§ Tugas Anda: Ganti "kesedihan" dengan "dukacita" dalam bagian teks tentang pergumulan Yesus dalam Lukas dari "Tidak ada tradisi" sampai "bertetesan ke tanah!", lalu tuliskan kembali bagian itu.

§ Dokumen Sumber:
________
Tidak ada tradisi lain dalam Injil yang menggambarkan kemanusiaan Yesus dengan begitu gamblang seperti dalam Lukas itu. Tanggapan-Nya tidak hanya menunjukkan penderitaan fisik dan kecemasan psikis yang menanti-Nya, tetapi juga meliputi juga kesedihan dan keraguan batin mengenai makna dari semuanya yang akan terjadi itu. Penderitaan fisik, psikis, kesedihan dan keraguan batin itu terungkap dengan peluh-Nya yang menjadi seperti titik-titik darah yang bertetesan ke tanah!

 

Betulkah peluh yang menetes seperti titik-titik darah itu merupakan gambaran Yesus yang berada dalam tekanan dahsyat? Banyak orang mengartikannya bahwa Yesus benar-benar berpeluh darah, dan studi ilmu kedokteran mutakhir  menemukan bahwa jika seseorang berada dalam ketegangan kelewat berat, pembulu-pembulu darah dapat pecah dan kemudian keringat keluar dan bercampur dengan darah. Tetapi dalam kisah ini belum tentu demikian. Bisa juga bahwa peluh yang seperti titik-titik darah berarti Yesus berpeluh sangat banyak sehingga mengalir ke tanah seperti titik-titik darah. Namun, yang jelas ungkapan ini mau mengatakan bahwa Yesus berada dalam tekanan berat!
________
§ Bahan yang Disediakan:
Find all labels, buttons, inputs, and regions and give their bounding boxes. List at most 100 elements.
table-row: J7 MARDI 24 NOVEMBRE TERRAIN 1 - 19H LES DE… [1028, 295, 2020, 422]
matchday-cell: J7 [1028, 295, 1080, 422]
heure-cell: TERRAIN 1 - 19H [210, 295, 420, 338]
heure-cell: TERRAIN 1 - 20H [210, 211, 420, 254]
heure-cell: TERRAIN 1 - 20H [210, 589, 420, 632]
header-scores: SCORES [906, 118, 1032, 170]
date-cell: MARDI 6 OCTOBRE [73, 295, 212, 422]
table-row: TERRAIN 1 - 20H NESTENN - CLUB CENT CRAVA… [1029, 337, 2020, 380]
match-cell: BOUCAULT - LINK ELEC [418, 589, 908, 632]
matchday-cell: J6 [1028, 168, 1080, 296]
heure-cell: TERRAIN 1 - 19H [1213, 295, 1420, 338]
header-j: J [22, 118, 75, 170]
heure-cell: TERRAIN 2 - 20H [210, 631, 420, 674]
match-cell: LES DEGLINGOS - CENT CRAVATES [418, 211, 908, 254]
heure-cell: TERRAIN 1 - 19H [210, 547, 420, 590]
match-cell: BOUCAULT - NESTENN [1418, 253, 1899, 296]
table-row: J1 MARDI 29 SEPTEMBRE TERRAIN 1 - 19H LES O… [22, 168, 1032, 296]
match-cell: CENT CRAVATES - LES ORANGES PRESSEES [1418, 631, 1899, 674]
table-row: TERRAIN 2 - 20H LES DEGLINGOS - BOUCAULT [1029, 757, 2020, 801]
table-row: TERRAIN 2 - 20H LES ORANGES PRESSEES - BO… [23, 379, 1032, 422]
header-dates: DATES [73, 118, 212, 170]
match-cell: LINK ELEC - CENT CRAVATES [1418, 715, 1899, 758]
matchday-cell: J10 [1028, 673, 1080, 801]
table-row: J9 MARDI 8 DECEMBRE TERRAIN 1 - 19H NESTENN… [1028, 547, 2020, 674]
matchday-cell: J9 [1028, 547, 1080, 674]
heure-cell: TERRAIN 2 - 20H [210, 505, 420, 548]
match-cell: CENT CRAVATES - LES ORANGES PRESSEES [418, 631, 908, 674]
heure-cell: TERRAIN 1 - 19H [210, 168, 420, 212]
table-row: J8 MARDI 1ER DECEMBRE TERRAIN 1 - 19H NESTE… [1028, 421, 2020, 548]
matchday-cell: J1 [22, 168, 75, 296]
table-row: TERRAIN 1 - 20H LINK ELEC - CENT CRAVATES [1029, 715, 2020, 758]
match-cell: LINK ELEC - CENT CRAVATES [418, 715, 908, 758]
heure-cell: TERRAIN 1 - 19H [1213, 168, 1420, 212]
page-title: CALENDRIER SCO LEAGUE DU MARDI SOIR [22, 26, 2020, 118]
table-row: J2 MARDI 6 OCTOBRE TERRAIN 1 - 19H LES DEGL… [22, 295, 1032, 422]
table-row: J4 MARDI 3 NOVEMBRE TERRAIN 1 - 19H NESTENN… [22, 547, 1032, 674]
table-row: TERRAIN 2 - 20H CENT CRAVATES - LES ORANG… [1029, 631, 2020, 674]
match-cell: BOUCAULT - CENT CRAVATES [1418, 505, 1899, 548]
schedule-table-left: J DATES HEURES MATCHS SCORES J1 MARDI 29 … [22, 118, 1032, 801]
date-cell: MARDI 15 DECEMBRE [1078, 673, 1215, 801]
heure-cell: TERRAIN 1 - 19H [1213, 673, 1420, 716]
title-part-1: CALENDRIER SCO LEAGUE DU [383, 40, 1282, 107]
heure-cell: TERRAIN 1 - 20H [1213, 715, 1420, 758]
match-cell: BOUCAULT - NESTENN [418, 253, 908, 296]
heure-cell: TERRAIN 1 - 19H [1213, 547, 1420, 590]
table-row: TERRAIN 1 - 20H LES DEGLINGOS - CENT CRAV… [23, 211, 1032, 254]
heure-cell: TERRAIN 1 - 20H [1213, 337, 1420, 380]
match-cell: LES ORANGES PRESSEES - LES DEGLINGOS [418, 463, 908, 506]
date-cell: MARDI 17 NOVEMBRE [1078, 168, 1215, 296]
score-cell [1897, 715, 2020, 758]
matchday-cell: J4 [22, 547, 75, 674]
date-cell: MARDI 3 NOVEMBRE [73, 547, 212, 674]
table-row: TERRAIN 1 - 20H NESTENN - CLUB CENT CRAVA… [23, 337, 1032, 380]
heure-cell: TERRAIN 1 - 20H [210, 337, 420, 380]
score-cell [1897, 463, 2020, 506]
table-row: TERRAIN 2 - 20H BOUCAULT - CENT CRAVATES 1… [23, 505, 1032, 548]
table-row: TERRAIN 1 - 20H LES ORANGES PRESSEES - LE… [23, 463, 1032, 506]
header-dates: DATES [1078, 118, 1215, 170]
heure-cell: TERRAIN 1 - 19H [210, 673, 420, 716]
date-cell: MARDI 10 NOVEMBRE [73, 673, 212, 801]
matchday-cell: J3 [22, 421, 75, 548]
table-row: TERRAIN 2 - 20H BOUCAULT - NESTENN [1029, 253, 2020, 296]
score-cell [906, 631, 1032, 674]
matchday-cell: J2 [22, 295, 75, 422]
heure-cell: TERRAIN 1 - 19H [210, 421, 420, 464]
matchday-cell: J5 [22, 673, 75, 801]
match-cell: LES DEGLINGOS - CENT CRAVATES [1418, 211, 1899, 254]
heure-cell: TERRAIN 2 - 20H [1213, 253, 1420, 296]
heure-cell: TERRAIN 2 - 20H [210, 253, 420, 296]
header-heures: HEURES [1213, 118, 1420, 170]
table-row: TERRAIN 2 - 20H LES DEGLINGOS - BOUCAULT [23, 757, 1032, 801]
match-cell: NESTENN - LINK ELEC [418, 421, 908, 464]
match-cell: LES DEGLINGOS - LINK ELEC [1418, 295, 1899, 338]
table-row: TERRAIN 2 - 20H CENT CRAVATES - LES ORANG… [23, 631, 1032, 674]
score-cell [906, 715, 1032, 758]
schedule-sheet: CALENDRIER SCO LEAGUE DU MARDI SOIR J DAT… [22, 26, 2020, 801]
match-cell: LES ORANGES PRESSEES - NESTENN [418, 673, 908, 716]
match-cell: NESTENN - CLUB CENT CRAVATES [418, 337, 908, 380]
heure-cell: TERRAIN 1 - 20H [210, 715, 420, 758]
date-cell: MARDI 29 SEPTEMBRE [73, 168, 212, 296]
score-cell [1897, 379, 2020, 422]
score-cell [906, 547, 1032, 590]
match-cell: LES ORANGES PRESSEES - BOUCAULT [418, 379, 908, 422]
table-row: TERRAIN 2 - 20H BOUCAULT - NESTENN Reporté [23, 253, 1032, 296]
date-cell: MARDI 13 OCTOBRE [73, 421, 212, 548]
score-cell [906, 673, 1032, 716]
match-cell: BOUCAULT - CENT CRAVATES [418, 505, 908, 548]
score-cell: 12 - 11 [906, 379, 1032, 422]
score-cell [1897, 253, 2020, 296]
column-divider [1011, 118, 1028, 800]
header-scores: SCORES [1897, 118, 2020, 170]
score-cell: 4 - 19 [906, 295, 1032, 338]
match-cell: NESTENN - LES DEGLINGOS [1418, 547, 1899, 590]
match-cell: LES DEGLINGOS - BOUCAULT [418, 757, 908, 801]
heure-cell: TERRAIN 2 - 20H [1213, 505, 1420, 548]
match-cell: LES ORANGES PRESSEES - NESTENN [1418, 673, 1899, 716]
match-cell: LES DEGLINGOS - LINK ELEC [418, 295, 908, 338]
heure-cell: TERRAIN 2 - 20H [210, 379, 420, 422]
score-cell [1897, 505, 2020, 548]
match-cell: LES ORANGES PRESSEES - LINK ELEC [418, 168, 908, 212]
________
§ Soal Terjawab:
Tidak ada tradisi lain dalam Injil yang menggambarkan kemanusiaan Yesus dengan begitu gamblang seperti dalam Lukas itu. Tanggapan-Nya tidak hanya menunjukkan penderitaan fisik dan kecemasan psikis yang menanti-Nya, tetapi juga meliputi juga dukacita dan keraguan batin mengenai makna dari semuanya yang akan terjadi itu. Penderitaan fisik, psikis, dukacita dan keraguan batin itu terungkap dengan peluh-Nya yang menjadi seperti titik-titik darah yang bertetesan ke tanah!